▶ WHAT IS NEEDED
Go through the records underneath and write each one out again exactly.

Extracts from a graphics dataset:

++++++++

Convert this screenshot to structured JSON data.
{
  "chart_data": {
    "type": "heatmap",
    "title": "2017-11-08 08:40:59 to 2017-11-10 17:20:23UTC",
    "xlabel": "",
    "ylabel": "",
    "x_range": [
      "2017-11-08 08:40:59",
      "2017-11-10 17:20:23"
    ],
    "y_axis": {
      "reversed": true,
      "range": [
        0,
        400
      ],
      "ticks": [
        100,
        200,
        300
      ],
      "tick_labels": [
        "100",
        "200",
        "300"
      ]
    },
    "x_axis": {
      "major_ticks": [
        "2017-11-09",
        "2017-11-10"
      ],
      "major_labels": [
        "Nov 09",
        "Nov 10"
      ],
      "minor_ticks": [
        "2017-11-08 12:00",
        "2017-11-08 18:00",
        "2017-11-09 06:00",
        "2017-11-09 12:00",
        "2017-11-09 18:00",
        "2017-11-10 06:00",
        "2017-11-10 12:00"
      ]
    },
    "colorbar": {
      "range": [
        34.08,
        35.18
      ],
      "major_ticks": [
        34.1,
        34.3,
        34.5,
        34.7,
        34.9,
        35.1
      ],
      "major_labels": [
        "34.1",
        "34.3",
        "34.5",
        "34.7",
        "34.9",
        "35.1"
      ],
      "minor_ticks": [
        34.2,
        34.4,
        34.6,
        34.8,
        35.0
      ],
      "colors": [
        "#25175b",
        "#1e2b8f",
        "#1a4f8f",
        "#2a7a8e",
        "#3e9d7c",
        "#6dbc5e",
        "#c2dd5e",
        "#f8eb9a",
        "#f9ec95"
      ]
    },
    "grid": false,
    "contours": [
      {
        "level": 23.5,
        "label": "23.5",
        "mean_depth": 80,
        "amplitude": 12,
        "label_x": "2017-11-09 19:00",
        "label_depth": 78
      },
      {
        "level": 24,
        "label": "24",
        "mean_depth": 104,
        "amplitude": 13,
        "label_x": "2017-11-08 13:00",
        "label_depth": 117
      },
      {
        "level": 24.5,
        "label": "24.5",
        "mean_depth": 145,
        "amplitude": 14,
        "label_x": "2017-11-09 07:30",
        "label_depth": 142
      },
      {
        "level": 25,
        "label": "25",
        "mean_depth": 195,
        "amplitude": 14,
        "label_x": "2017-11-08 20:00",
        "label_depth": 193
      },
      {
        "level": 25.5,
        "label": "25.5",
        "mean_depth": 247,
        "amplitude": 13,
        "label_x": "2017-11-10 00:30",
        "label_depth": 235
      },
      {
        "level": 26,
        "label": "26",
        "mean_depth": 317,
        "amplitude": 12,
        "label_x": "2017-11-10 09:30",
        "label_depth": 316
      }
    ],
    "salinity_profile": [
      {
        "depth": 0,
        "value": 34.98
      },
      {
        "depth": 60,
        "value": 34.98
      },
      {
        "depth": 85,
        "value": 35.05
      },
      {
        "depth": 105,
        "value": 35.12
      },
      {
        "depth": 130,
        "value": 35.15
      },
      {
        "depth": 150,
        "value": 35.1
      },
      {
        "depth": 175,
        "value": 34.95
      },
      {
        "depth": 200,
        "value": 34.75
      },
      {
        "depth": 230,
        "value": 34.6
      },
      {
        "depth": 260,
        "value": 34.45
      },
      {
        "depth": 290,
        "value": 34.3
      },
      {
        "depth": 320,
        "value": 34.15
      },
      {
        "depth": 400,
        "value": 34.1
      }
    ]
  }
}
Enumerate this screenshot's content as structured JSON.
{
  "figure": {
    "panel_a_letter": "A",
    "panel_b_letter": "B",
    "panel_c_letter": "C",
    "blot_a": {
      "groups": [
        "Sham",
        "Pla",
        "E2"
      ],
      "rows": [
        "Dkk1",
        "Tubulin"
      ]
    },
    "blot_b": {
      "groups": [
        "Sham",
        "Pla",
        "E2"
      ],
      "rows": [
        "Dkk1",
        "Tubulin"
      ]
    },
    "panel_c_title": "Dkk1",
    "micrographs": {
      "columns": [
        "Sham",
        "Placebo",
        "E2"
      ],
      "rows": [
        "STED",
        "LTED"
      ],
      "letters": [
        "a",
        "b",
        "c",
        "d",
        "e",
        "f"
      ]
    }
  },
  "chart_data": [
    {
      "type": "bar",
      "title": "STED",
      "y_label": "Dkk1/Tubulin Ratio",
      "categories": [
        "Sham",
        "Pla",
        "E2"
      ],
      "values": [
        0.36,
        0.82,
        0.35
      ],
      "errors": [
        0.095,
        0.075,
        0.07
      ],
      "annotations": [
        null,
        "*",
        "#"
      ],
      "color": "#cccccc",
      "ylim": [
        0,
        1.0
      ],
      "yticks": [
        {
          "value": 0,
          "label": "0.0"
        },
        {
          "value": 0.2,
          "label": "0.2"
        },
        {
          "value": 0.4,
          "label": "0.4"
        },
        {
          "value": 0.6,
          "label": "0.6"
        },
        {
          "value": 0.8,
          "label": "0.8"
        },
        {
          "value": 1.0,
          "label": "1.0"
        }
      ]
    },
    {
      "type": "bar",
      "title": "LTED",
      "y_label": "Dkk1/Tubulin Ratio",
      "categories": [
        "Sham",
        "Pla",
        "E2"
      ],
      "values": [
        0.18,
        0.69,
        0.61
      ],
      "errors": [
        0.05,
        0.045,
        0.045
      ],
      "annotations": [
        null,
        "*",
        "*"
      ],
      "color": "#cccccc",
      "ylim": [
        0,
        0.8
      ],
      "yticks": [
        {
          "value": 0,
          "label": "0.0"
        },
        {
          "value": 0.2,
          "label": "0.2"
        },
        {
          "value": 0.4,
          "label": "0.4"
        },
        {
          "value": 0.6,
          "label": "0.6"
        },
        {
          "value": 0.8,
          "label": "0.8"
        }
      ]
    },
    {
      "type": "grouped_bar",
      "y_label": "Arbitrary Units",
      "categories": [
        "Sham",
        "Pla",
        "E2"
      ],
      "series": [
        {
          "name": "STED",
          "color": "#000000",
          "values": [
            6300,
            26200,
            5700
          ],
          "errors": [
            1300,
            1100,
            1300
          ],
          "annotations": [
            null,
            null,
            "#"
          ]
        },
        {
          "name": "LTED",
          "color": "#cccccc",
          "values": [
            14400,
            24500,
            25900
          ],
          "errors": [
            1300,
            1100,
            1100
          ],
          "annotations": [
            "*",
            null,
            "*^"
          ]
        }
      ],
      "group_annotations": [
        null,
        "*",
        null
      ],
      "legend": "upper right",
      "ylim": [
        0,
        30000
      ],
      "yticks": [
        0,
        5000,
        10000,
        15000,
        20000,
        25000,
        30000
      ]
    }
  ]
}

++++++++

▶ TASK RESULT
Convert this screenshot to structured JSON data.
{
  "chart_data": {
    "type": "heatmap",
    "title": "2017-11-08 08:40:59 to 2017-11-10 17:20:23UTC",
    "xlabel": "",
    "ylabel": "",
    "x_range": [
      "2017-11-08 08:40:59",
      "2017-11-10 17:20:23"
    ],
    "y_axis": {
      "reversed": true,
      "range": [
        0,
        400
      ],
      "ticks": [
        100,
        200,
        300
      ],
      "tick_labels": [
        "100",
        "200",
        "300"
      ]
    },
    "x_axis": {
      "major_ticks": [
        "2017-11-09",
        "2017-11-10"
      ],
      "major_labels": [
        "Nov 09",
        "Nov 10"
      ],
      "minor_ticks": [
        "2017-11-08 12:00",
        "2017-11-08 18:00",
        "2017-11-09 06:00",
        "2017-11-09 12:00",
        "2017-11-09 18:00",
        "2017-11-10 06:00",
        "2017-11-10 12:00"
      ]
    },
    "colorbar": {
      "range": [
        34.08,
        35.18
      ],
      "major_ticks": [
        34.1,
        34.3,
        34.5,
        34.7,
        34.9,
        35.1
      ],
      "major_labels": [
        "34.1",
        "34.3",
        "34.5",
        "34.7",
        "34.9",
        "35.1"
      ],
      "minor_ticks": [
        34.2,
        34.4,
        34.6,
        34.8,
        35.0
      ],
      "colors": [
        "#25175b",
        "#1e2b8f",
        "#1a4f8f",
        "#2a7a8e",
        "#3e9d7c",
        "#6dbc5e",
        "#c2dd5e",
        "#f8eb9a",
        "#f9ec95"
      ]
    },
    "grid": false,
    "contours": [
      {
        "level": 23.5,
        "label": "23.5",
        "mean_depth": 80,
        "amplitude": 12,
        "label_x": "2017-11-09 19:00",
        "label_depth": 78
      },
      {
        "level": 24,
        "label": "24",
        "mean_depth": 104,
        "amplitude": 13,
        "label_x": "2017-11-08 13:00",
        "label_depth": 117
      },
      {
        "level": 24.5,
        "label": "24.5",
        "mean_depth": 145,
        "amplitude": 14,
        "label_x": "2017-11-09 07:30",
        "label_depth": 142
      },
      {
        "level": 25,
        "label": "25",
        "mean_depth": 195,
        "amplitude": 14,
        "label_x": "2017-11-08 20:00",
        "label_depth": 193
      },
      {
        "level": 25.5,
        "label": "25.5",
        "mean_depth": 247,
        "amplitude": 13,
        "label_x": "2017-11-10 00:30",
        "label_depth": 235
      },
      {
        "level": 26,
        "label": "26",
        "mean_depth": 317,
        "amplitude": 12,
        "label_x": "2017-11-10 09:30",
        "label_depth": 316
      }
    ],
    "salinity_profile": [
      {
        "depth": 0,
        "value": 34.98
      },
      {
        "depth": 60,
        "value": 34.98
      },
      {
        "depth": 85,
        "value": 35.05
      },
      {
        "depth": 105,
        "value": 35.12
      },
      {
        "depth": 130,
        "value": 35.15
      },
      {
        "depth": 150,
        "value": 35.1
      },
      {
        "depth": 175,
        "value": 34.95
      },
      {
        "depth": 200,
        "value": 34.75
      },
      {
        "depth": 230,
        "value": 34.6
      },
      {
        "depth": 260,
        "value": 34.45
      },
      {
        "depth": 290,
        "value": 34.3
      },
      {
        "depth": 320,
        "value": 34.15
      },
      {
        "depth": 400,
        "value": 34.1
      }
    ]
  }
}
Enumerate this screenshot's content as structured JSON.
{
  "figure": {
    "panel_a_letter": "A",
    "panel_b_letter": "B",
    "panel_c_letter": "C",
    "blot_a": {
      "groups": [
        "Sham",
        "Pla",
        "E2"
      ],
      "rows": [
        "Dkk1",
        "Tubulin"
      ]
    },
    "blot_b": {
      "groups": [
        "Sham",
        "Pla",
        "E2"
      ],
      "rows": [
        "Dkk1",
        "Tubulin"
      ]
    },
    "panel_c_title": "Dkk1",
    "micrographs": {
      "columns": [
        "Sham",
        "Placebo",
        "E2"
      ],
      "rows": [
        "STED",
        "LTED"
      ],
      "letters": [
        "a",
        "b",
        "c",
        "d",
        "e",
        "f"
      ]
    }
  },
  "chart_data": [
    {
      "type": "bar",
      "title": "STED",
      "y_label": "Dkk1/Tubulin Ratio",
      "categories": [
        "Sham",
        "Pla",
        "E2"
      ],
      "values": [
        0.36,
        0.82,
        0.35
      ],
      "errors": [
        0.095,
        0.075,
        0.07
      ],
      "annotations": [
        null,
        "*",
        "#"
      ],
      "color": "#cccccc",
      "ylim": [
        0,
        1.0
      ],
      "yticks": [
        {
          "value": 0,
          "label": "0.0"
        },
        {
          "value": 0.2,
          "label": "0.2"
        },
        {
          "value": 0.4,
          "label": "0.4"
        },
        {
          "value": 0.6,
          "label": "0.6"
        },
        {
          "value": 0.8,
          "label": "0.8"
        },
        {
          "value": 1.0,
          "label": "1.0"
        }
      ]
    },
    {
      "type": "bar",
      "title": "LTED",
      "y_label": "Dkk1/Tubulin Ratio",
      "categories": [
        "Sham",
        "Pla",
        "E2"
      ],
      "values": [
        0.18,
        0.69,
        0.61
      ],
      "errors": [
        0.05,
        0.045,
        0.045
      ],
      "annotations": [
        null,
        "*",
        "*"
      ],
      "color": "#cccccc",
      "ylim": [
        0,
        0.8
      ],
      "yticks": [
        {
          "value": 0,
          "label": "0.0"
        },
        {
          "value": 0.2,
          "label": "0.2"
        },
        {
          "value": 0.4,
          "label": "0.4"
        },
        {
          "value": 0.6,
          "label": "0.6"
        },
        {
          "value": 0.8,
          "label": "0.8"
        }
      ]
    },
    {
      "type": "grouped_bar",
      "y_label": "Arbitrary Units",
      "categories": [
        "Sham",
        "Pla",
        "E2"
      ],
      "series": [
        {
          "name": "STED",
          "color": "#000000",
          "values": [
            6300,
            26200,
            5700
          ],
          "errors": [
            1300,
            1100,
            1300
          ],
          "annotations": [
            null,
            null,
            "#"
          ]
        },
        {
          "name": "LTED",
          "color": "#cccccc",
          "values": [
            14400,
            24500,
            25900
          ],
          "errors": [
            1300,
            1100,
            1100
          ],
          "annotations": [
            "*",
            null,
            "*^"
          ]
        }
      ],
      "group_annotations": [
        null,
        "*",
        null
      ],
      "legend": "upper right",
      "ylim": [
        0,
        30000
      ],
      "yticks": [
        0,
        5000,
        10000,
        15000,
        20000,
        25000,
        30000
      ]
    }
  ]
}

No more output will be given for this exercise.